ML: Thank you - can I just - you yourself picked up this issue of fame and celebrity. Is there any....would you accept there is any point at which someone's fame or celebrity weakens their rights to privacy? Do they put themselves in the public eye and therefore are they fair game as many would suggest is the case.
HG: Well, it obviously depends who you're talking about. I mean there are some clear cut cases where I definitely don't think that's the case. If you are an actor or a footballer or a...I don't know a doctor or a politician, I think it's great that people go into those jobs and I think Britain allows people to go into those jobs. I think it's absurd that as soon as you become successful in one of the jobs, the assumption, the cultural assumption at the moment, especially among the tabloid media is oh well now you're successful you have no human rights we can have your privacy. That strikes me as patently absurd because you know people in those jobs...well let me put it this way, if I do a film it survives or fails entirely on whether or not it works as a film whether or not its entertaining, a little bit depends on how well it's advertised and then a really fractional amount right at the end is banging the drum about it which you'd call publicity and that's when you might have to talk to the media a bit and on the whole people hate doing it. And I don't think that on the basis of that, it can be said oh well you're a media whore you know you deserve to have your privacy infringed. Now clearly there are other people who actually quite enjoy being in the media but I would argue they're in the minority and I would even argue that if you look at Jordan etc, I would even argue that she deserves her privacy and I realise people will think I'm insane but I do. I mean one of the reasons is I think that no newspapers gives anyone publicity for free. It's not like they're doing it as a favour, it's a bargain. It's a we'll run a picture of Jordon cause it boosts our sales and Jordon gets whatever gratification or boost for whatever business she has from that deal and it seems that just in the way that if I give an interview about a film, they're not doing me a favour by publishing the interview, my film company gets a bit of publicity for the film and the newspaper hopes that they'll get a...you know....a little bit boost in sales from having my interview in it so you know it's a barter in the same way you give me 12 eggs and I'll give you sheep or I'll sell you a pint of milk for 50p and it seems to me insane that because I've once sold you a pint of milk for 50p that you can then say you sold me some milk you slut I'm going to take your milk for free forever. Which seems to be the attitude prevalent in a tabloid media and I think you're describing.
ML: I'm going to hand over to my colleague Helen now.
HL: Hugh have you ever been tempted down the injunction route.
HG: No, not yet
HL: What's put you off?
HG: It's just...it's never come up to be honest with you. I have been....there have been a few occasions when I've been told. What they do is they usually tell you in the very last moment if it's a big Sunday tabloid you get word on the Friday or maybe the Saturday that they're about to run a splash on you and seeing as, so far, they've all been, recently they've been completely untrue, I've just told them they're completely untrue and they've backed off. What they're hoping is that you're gonna say oh but it was this or that and give some mitigating circumstances but when they hear that it's completely untrue they tend not to publish, and so I know it hasn't come up for me.

» **Records provided**:

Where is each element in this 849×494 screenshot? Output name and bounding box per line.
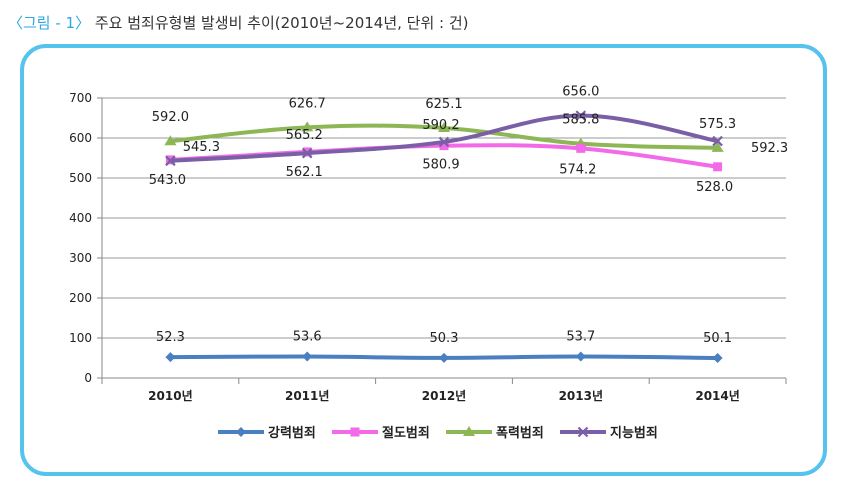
point-marker: [301, 121, 314, 132]
point-marker: [439, 352, 449, 363]
data-label: 545.3: [183, 140, 220, 155]
point-marker: [164, 135, 177, 146]
point-marker: [712, 135, 723, 147]
x-tick-label: 2014년: [695, 389, 739, 403]
data-label: 543.0: [149, 173, 186, 188]
data-label: 656.0: [562, 85, 599, 100]
data-label: 565.2: [286, 128, 323, 143]
legend-entry: 강력범죄: [268, 425, 316, 441]
figure-caption: 〈그림 - 1〉 주요 범죄유형별 발생비 추이(2010년~2014년, 단위…: [8, 12, 469, 33]
figure-title: 주요 범죄유형별 발생비 추이(2010년~2014년, 단위 : 건): [94, 14, 469, 32]
data-label: 626.7: [289, 96, 326, 111]
legend-entry: 절도범죄: [382, 425, 430, 441]
point-marker: [301, 147, 313, 159]
point-marker: [439, 141, 449, 151]
y-tick-label: 500: [69, 171, 92, 185]
data-label: 53.7: [566, 330, 595, 345]
data-label: 625.1: [425, 97, 462, 112]
x-tick-label: 2013년: [559, 389, 603, 403]
point-marker: [350, 427, 360, 437]
data-label: 562.1: [286, 165, 323, 180]
axes: 0 100 200 300 400 500 600 700 2010년 2011년 2012년 201…: [69, 91, 787, 403]
point-marker: [438, 136, 450, 148]
data-label: 585.8: [562, 113, 599, 128]
y-tick-label: 100: [69, 331, 92, 345]
data-label: 590.2: [422, 118, 459, 133]
y-tick-label: 0: [84, 371, 92, 385]
point-marker: [575, 351, 586, 362]
point-marker: [236, 427, 246, 437]
point-marker: [577, 426, 589, 438]
data-label: 574.2: [559, 162, 596, 177]
point-marker: [575, 110, 587, 121]
series-lines: [164, 110, 724, 363]
y-tick-label: 700: [69, 91, 92, 105]
x-tick-label: 2011년: [285, 389, 329, 403]
point-marker: [438, 121, 450, 132]
legend: 강력범죄 절도범죄 폭력범죄 지능범죄: [218, 425, 658, 441]
y-tick-label: 400: [69, 211, 92, 225]
data-label: 50.3: [430, 331, 459, 346]
chart-frame: [20, 44, 827, 476]
gridlines: [102, 97, 786, 339]
point-marker: [711, 141, 724, 152]
legend-entry: 지능범죄: [610, 425, 658, 441]
data-labels: 52.3 53.6 50.3 53.7 50.1 545.3 565.2 580.9 574.2…: [149, 85, 788, 346]
data-label: 592.3: [751, 141, 788, 156]
point-marker: [165, 155, 176, 167]
legend-entry: 폭력범죄: [496, 425, 544, 441]
point-marker: [463, 426, 475, 436]
data-label: 575.3: [699, 117, 736, 132]
data-label: 53.6: [293, 330, 322, 345]
data-label: 50.1: [703, 331, 732, 346]
data-label: 580.9: [422, 158, 459, 173]
y-tick-label: 300: [69, 251, 92, 265]
data-label: 52.3: [156, 330, 185, 345]
point-marker: [302, 351, 313, 362]
x-tick-label: 2012년: [422, 389, 466, 403]
y-tick-label: 200: [69, 291, 92, 305]
point-marker: [165, 352, 176, 363]
data-label: 528.0: [696, 180, 733, 195]
point-marker: [576, 143, 586, 153]
x-tick-label: 2010년: [148, 389, 192, 403]
point-marker: [712, 352, 723, 363]
data-label: 592.0: [152, 110, 189, 125]
point-marker: [713, 162, 723, 172]
y-tick-label: 600: [69, 131, 92, 145]
figure-number: 〈그림 - 1〉: [8, 14, 91, 32]
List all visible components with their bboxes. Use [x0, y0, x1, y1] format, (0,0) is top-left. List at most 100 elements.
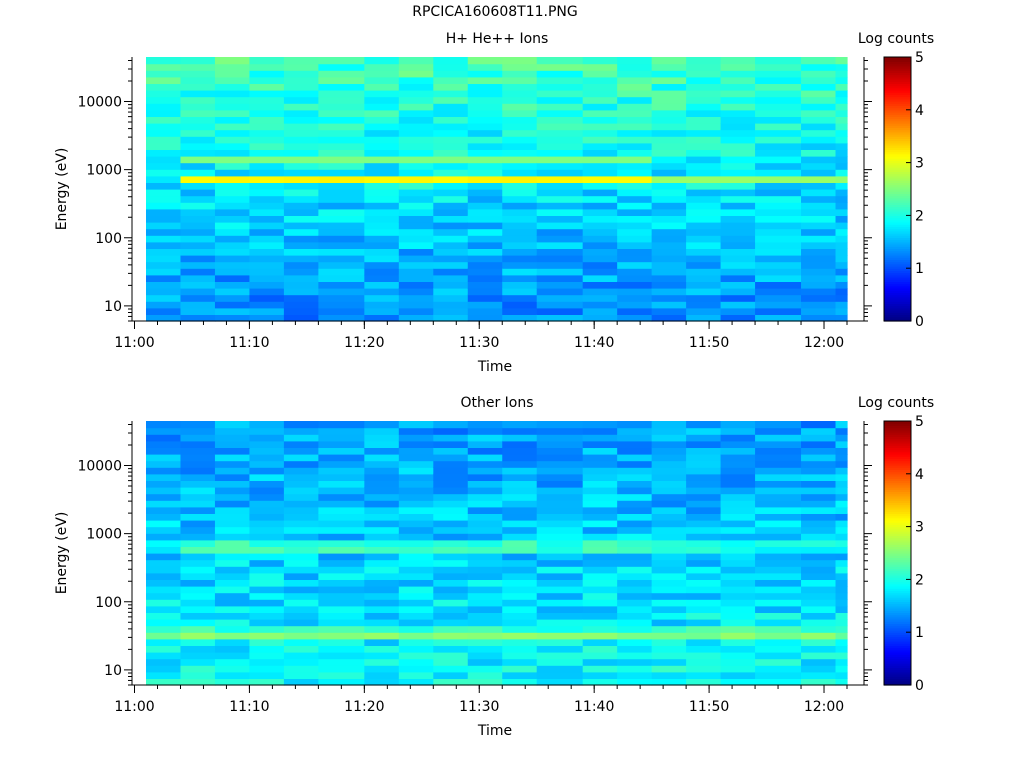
- spectrogram-cell: [398, 625, 434, 633]
- spectrogram-cell: [755, 274, 802, 282]
- spectrogram-cell: [146, 182, 182, 190]
- spectrogram-cell: [318, 427, 365, 435]
- spectrogram-cell: [686, 301, 722, 309]
- spectrogram-cell: [755, 182, 802, 190]
- spectrogram-cell: [582, 90, 618, 98]
- spectrogram-cell: [536, 533, 584, 541]
- spectrogram-cell: [835, 658, 848, 666]
- spectrogram-cell: [398, 454, 434, 462]
- spectrogram-cell: [536, 460, 584, 468]
- spectrogram-cell: [720, 63, 756, 71]
- spectrogram-cell: [835, 599, 848, 607]
- spectrogram-cell: [755, 109, 802, 117]
- spectrogram-cell: [720, 70, 756, 78]
- spectrogram-cell: [686, 63, 722, 71]
- spectrogram-cell: [180, 228, 216, 236]
- spectrogram-cell: [283, 526, 319, 534]
- spectrogram-cell: [180, 241, 216, 249]
- spectrogram-cell: [755, 553, 802, 561]
- spectrogram-cell: [214, 261, 251, 269]
- spectrogram-cell: [146, 208, 182, 216]
- spectrogram-cell: [398, 546, 434, 554]
- colorbar-segment: [884, 292, 911, 296]
- colorbar-segment: [884, 114, 911, 117]
- spectrogram-cell: [651, 83, 687, 91]
- spectrogram-cell: [651, 480, 687, 488]
- spectrogram-cell: [467, 162, 503, 170]
- spectrogram-cell: [536, 175, 584, 183]
- spectrogram-cell: [502, 202, 538, 210]
- spectrogram-cell: [467, 652, 503, 660]
- spectrogram-cell: [398, 599, 434, 607]
- colorbar-segment: [884, 246, 911, 249]
- spectrogram-cell: [214, 189, 251, 197]
- spectrogram-cell: [755, 652, 802, 660]
- spectrogram-cell: [755, 533, 802, 541]
- spectrogram-cell: [686, 83, 722, 91]
- spectrogram-cell: [433, 222, 469, 230]
- spectrogram-cell: [398, 189, 434, 197]
- spectrogram-cell: [214, 268, 251, 276]
- spectrogram-cell: [686, 116, 722, 124]
- spectrogram-cell: [582, 658, 618, 666]
- spectrogram-cell: [146, 57, 182, 65]
- spectrogram-cell: [180, 70, 216, 78]
- spectrogram-cell: [214, 487, 251, 495]
- spectrogram-cell: [214, 533, 251, 541]
- spectrogram-cell: [801, 261, 837, 269]
- spectrogram-cell: [617, 652, 653, 660]
- spectrogram-cell: [180, 579, 216, 587]
- spectrogram-cell: [617, 539, 653, 547]
- colorbar-segment: [884, 90, 911, 93]
- spectrogram-cell: [283, 658, 319, 666]
- colorbar-segment: [884, 641, 911, 644]
- spectrogram-cell: [582, 447, 618, 455]
- spectrogram-cell: [467, 222, 503, 230]
- spectrogram-cell: [467, 533, 503, 541]
- spectrogram-cell: [467, 182, 503, 190]
- spectrogram-cell: [582, 460, 618, 468]
- spectrogram-cell: [502, 268, 538, 276]
- spectrogram-cell: [398, 671, 434, 679]
- spectrogram-cell: [249, 605, 285, 613]
- colorbar-segment: [884, 208, 911, 212]
- spectrogram-cell: [502, 487, 538, 495]
- spectrogram-cell: [686, 500, 722, 508]
- spectrogram-cell: [146, 288, 182, 296]
- colorbar-segment: [884, 509, 911, 512]
- spectrogram-cell: [686, 182, 722, 190]
- spectrogram-cell: [686, 129, 722, 137]
- colorbar-segment: [884, 458, 911, 462]
- spectrogram-cell: [467, 129, 503, 137]
- colorbar-segment: [884, 281, 911, 285]
- spectrogram-cell: [318, 533, 365, 541]
- spectrogram-cell: [283, 652, 319, 660]
- spectrogram-cell: [398, 70, 434, 78]
- spectrogram-cell: [249, 182, 285, 190]
- spectrogram-cell: [502, 142, 538, 150]
- spectrogram-cell: [146, 440, 182, 448]
- spectrogram-cell: [146, 434, 182, 442]
- spectrogram-cell: [249, 281, 285, 289]
- spectrogram-cell: [801, 288, 837, 296]
- spectrogram-cell: [502, 255, 538, 263]
- colorbar-segment: [884, 610, 911, 613]
- spectrogram-cell: [536, 612, 584, 620]
- colorbar-segment: [884, 200, 911, 203]
- spectrogram-cell: [502, 460, 538, 468]
- colorbar-segment: [884, 259, 911, 263]
- spectrogram-cell: [180, 480, 216, 488]
- spectrogram-cell: [582, 559, 618, 567]
- spectrogram-cell: [318, 506, 365, 514]
- spectrogram-cell: [582, 248, 618, 256]
- spectrogram-cell: [617, 645, 653, 653]
- spectrogram-cell: [318, 632, 365, 640]
- spectrogram-cell: [283, 665, 319, 673]
- spectrogram-cell: [536, 116, 584, 124]
- spectrogram-cell: [536, 553, 584, 561]
- spectrogram-cell: [467, 645, 503, 653]
- spectrogram-cell: [146, 83, 182, 91]
- spectrogram-cell: [180, 215, 216, 223]
- spectrogram-cell: [146, 202, 182, 210]
- spectrogram-cell: [146, 586, 182, 594]
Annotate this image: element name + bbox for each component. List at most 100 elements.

» **What to do**:
**a)** For the interview transcript about fame and privacy, decide whether each statement agrees with it: (i) HG says he has not yet been tempted to seek an injunction; (ii) HG argues that Jordan does not deserve her privacy; (iii) HG says that with a big Sunday tabloid, word of a coming splash usually arrives on the Friday or Saturday. Answer yes or no for each, quoting the words from the transcript that decide it.
**b)** Extend the interview transcript about fame and privacy, starting right after its final sentence.

» **Task answers**:
**a)**
(i) Yes: "No, not yet"
(ii) No: "I would even argue that she deserves her privacy"
(iii) Yes: "if it's a big Sunday tabloid you get word on the Friday or maybe the Saturday that they're about to run a splash on you"

**b)**
HL: You must have friends though who have been in the situation though where they've either toyed with the idea of injunction or have sought an injunction and you move in the kind of circles, you are comfortably off, you are famous. You've got recourse to your own media skills, but if you were somebody like a school teacher or a school janitor. What can they do?
HG: Well that's exactly right and that's what I was arguing earlier that I think on balance we do need a privacy law rather than this present system where it is enshrined in our law via the European Bill of Human Rights and our own Bill of Human Rights by which you have to do it via a judge or via an injunction. It would be better if we had a privacy law because then if you were, if you didn't have masses of money you would still be protected. The tabloid in question would be thinking before they publish, can we get away with this and they might well decide you know 9 times out of 10 - no cause we'll get hammered for infringement of privacy and that way everyone's protected and you know it is everyone because people often think the tabloids love to tell that it's only rich, fame obsessed celebs who, who's privacy ever gets infringed but that of course is absolutely not the truth. We now know that the family and friends of the little girls murdered in Soham had their phones hacked and it seems to me that that's the thing to focus on, this is why this sort of campaign is a difficult one because people, it's very difficult to gain sympathy for people who appear to you know be so rich etc etc. But, you know, right across the board, peoples privacy has been grotesquely infringed. Even round you know, I don't know, the rich footballer, it's his nanny, it's his sister, it's his sister's nanny anyone who might have some information - all these people have been hacked
HL: One of the difficult things we've had to get our head around is this balance between the public interest and the interest of the public. Now a lot of what you've been saying suggests that the interests of the public is really what drives the tabloids because it puts on circulation. Do you ever see that the two can come together the public interest and the interest of the public when it comes to matters of celebrity? It's the sort of you live by the sword you die by the sword argument?
HG: Well I so strongly deny the live by the sword argument, I just don't see that. I mean this is a myth again put about by the tabloids that people for instance like me live by celebrity. Celebrity is complete....or at least press celebrity is a complete irrelevance. As I keep saying it's to do with - is your film any good or not? If its not, believe me no one will go it doesn't matter. It could be splashed from front to the back of the Sun and no one will go and see that film. The case I always give is "Love Actually" which was a very successful film and I remember distinctly the pr people being in despair because - slightly led by me I will admit - none of the actors would talk to the British tabloid press, they hate doing it anyway and they were all delighted to say well if Hugh's not doing it, we're not doing it and they're all tearing their hair out. Did not make a blind bit of difference, the film was a gigantic success so I absolutely deny the business of you live by the sword, you die by the sword. You live by whether your film is any good, whether you're a good footballer or not, whether you're a good politician or not and the tittle tattle in the media is utterly irrelevant.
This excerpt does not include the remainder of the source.